§ Source data:
┌────────

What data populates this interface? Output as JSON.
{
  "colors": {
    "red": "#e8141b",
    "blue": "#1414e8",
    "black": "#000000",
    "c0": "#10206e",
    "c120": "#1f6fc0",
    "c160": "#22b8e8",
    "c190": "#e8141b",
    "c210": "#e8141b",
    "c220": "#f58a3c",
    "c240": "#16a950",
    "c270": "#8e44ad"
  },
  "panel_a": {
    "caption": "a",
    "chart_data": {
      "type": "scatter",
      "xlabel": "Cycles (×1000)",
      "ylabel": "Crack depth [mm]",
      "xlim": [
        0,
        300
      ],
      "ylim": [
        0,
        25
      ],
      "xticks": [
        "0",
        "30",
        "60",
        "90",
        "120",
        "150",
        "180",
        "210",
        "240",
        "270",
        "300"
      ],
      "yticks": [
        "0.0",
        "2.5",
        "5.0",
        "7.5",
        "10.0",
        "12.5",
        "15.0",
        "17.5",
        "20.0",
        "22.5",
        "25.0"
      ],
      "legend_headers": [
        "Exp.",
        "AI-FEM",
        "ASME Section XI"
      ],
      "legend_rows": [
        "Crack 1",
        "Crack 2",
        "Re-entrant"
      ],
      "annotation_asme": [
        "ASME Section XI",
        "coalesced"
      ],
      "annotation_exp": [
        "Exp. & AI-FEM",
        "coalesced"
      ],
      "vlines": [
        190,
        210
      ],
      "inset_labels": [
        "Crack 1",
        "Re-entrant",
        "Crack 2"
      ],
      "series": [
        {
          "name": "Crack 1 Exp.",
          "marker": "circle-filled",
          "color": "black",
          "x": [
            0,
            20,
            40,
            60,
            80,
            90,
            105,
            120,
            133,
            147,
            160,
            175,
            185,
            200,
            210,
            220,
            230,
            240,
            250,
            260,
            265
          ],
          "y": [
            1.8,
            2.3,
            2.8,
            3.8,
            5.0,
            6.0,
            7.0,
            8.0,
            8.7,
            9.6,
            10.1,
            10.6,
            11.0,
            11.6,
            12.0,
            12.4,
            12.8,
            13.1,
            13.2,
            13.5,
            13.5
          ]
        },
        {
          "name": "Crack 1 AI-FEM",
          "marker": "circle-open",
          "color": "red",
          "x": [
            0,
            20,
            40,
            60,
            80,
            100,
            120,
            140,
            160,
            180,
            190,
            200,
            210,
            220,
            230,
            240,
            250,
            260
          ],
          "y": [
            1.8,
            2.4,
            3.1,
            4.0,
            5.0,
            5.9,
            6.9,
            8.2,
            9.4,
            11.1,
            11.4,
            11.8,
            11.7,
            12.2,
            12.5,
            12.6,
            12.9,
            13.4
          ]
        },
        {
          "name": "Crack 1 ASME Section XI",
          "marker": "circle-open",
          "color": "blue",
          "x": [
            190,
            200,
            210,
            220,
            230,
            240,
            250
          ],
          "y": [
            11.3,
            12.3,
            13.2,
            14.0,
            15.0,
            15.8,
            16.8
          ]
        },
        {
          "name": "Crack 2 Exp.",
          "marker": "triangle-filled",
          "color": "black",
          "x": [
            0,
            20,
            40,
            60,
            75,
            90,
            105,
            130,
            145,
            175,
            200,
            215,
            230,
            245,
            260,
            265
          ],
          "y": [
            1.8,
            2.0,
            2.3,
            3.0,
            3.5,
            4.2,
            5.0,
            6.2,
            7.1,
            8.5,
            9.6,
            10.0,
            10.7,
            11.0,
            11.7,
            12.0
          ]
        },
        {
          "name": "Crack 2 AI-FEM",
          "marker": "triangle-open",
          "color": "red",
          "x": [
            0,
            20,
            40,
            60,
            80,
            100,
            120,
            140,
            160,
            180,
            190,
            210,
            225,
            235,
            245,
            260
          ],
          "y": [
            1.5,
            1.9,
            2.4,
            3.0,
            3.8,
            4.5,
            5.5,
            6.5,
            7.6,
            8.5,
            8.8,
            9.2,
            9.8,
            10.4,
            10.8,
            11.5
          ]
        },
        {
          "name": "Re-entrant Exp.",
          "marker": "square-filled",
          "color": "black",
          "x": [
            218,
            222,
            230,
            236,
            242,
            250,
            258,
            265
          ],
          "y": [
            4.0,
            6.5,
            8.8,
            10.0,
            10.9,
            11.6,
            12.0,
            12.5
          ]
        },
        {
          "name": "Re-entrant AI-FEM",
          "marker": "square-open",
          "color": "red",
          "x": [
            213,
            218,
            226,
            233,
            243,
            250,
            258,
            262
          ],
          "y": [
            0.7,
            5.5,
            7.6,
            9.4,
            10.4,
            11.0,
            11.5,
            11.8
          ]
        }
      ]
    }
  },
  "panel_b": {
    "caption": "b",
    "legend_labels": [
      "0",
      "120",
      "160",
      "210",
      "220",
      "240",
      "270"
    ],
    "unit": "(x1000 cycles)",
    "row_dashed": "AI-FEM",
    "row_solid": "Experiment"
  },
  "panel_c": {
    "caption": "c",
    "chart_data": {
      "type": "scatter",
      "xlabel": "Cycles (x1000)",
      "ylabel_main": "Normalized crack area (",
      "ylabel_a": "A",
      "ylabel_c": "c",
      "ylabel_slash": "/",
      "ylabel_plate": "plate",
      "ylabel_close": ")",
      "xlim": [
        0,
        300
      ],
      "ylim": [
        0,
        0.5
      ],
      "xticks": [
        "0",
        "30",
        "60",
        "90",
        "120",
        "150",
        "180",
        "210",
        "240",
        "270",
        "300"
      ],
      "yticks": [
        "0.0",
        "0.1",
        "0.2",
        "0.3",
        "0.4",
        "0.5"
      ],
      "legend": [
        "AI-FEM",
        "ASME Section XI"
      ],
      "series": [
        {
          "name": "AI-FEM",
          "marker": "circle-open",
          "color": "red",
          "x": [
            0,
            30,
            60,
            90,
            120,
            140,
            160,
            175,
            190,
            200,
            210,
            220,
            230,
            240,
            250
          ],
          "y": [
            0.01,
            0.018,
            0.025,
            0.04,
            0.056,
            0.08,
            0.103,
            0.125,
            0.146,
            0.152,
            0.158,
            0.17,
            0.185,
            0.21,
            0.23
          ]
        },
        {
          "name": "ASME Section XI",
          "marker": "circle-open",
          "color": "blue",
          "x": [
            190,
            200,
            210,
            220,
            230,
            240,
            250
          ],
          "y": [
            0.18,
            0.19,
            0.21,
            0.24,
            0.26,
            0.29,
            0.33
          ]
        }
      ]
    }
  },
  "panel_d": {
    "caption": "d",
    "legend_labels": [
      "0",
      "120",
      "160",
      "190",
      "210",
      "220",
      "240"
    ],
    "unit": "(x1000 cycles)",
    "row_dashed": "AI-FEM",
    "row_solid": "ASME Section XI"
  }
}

└────────

§ What the exercise asks: Which lines contain "filled"? Show each of them.

§ Answer to the exercise:
          "marker": "circle-filled",
          "marker": "triangle-filled",
          "marker": "square-filled",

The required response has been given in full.